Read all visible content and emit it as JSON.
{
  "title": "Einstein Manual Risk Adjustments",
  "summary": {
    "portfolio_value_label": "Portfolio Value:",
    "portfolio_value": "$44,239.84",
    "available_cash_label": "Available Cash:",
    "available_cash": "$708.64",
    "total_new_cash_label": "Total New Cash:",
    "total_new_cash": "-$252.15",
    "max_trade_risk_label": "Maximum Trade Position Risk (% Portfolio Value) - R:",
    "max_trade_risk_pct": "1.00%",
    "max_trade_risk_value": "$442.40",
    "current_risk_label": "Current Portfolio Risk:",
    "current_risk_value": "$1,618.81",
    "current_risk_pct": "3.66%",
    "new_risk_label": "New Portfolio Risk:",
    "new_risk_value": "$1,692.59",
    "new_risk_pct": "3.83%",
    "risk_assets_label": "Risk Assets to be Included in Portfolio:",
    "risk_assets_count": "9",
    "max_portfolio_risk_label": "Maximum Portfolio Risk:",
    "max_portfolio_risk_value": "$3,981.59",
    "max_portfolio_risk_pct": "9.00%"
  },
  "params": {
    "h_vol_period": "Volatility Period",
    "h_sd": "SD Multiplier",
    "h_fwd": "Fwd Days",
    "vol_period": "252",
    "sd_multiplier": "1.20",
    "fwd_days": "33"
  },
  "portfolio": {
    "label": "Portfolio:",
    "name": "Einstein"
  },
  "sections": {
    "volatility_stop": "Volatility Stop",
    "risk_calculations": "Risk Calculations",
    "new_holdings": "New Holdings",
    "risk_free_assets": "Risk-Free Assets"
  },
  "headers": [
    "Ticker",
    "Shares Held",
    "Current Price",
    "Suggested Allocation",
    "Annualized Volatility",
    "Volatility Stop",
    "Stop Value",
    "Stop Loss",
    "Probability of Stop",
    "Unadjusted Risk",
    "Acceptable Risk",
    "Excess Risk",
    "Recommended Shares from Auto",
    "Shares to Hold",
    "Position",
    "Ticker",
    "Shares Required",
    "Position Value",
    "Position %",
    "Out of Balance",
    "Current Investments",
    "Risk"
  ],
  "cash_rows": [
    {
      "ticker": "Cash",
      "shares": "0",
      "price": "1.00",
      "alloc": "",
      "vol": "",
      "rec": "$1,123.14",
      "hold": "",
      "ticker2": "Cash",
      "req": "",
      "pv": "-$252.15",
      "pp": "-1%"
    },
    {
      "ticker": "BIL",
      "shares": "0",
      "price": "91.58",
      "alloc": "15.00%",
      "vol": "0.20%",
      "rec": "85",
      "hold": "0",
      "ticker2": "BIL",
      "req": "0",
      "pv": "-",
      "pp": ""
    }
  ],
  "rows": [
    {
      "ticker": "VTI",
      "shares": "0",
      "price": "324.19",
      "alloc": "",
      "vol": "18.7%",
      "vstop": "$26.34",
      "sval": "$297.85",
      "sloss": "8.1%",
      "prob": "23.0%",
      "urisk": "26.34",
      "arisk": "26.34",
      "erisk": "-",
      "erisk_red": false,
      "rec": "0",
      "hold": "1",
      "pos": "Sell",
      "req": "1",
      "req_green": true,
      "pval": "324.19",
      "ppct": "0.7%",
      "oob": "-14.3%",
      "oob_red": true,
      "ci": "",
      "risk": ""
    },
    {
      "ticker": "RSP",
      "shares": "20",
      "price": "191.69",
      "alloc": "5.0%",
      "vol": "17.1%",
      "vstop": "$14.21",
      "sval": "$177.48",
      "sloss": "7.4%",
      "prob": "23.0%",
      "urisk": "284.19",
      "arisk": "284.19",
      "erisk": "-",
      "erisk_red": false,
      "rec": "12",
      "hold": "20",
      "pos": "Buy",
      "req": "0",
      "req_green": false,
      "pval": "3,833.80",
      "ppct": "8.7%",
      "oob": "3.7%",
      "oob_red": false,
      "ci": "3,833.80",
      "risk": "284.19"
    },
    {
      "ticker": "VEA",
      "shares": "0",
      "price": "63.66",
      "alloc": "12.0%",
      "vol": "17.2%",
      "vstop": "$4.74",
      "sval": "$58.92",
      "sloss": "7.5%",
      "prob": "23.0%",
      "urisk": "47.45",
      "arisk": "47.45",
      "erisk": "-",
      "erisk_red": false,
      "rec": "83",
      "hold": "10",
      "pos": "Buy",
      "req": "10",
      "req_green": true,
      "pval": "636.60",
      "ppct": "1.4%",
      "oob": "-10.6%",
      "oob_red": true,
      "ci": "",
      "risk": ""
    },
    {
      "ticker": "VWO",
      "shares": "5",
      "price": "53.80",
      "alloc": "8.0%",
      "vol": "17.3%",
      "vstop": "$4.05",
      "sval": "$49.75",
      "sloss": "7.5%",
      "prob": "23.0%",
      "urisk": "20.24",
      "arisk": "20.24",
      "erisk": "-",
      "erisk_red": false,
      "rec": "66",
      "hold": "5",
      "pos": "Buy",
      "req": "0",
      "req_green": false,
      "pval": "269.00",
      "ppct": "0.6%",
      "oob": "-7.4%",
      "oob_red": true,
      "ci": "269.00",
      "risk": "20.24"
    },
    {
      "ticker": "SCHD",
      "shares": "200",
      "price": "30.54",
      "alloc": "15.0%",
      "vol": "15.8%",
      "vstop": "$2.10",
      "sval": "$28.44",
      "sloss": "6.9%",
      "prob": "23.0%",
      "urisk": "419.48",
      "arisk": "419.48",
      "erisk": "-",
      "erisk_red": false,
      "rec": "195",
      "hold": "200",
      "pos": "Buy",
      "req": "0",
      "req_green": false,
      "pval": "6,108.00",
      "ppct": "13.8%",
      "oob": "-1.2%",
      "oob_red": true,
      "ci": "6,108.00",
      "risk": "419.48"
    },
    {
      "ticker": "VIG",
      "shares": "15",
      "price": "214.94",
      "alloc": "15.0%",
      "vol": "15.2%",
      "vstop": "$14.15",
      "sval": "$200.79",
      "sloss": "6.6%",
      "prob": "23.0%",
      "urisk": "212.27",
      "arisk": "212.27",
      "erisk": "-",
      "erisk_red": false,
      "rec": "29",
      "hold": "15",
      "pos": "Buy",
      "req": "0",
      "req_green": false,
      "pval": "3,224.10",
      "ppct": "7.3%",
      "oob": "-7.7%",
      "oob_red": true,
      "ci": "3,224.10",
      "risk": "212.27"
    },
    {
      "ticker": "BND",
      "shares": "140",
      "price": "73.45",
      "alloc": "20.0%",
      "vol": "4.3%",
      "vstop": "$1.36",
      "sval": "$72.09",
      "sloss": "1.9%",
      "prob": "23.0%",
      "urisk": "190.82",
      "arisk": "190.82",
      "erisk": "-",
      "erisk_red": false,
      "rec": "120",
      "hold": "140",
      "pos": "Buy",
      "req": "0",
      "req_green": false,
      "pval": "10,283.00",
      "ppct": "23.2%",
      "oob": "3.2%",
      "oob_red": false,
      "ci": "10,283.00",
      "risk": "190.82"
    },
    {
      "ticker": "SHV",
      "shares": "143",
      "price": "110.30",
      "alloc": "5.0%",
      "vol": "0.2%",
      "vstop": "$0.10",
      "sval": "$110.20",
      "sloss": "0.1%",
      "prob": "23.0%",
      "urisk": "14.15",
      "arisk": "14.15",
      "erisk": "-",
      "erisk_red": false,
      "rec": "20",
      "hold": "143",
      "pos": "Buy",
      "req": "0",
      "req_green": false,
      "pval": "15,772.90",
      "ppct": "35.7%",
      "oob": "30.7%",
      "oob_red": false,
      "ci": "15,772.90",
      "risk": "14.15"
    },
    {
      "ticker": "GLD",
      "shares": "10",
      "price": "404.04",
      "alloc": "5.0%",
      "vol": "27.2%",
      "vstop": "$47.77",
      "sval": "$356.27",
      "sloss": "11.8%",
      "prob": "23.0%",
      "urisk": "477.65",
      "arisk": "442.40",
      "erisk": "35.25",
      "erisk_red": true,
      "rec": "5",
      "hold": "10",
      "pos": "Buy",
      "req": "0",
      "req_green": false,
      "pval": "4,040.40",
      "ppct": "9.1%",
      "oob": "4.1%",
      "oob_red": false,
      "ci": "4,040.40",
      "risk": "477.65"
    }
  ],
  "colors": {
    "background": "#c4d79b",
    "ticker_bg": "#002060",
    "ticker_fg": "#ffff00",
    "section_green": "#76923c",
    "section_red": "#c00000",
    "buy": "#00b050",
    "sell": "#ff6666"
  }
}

..........

:: Instructions for the task ::
Extract each line holding the string "Maximum".

:: Task result ::
    "max_trade_risk_label": "Maximum Trade Position Risk (% Portfolio Value) - R:",
    "max_portfolio_risk_label": "Maximum Portfolio Risk:",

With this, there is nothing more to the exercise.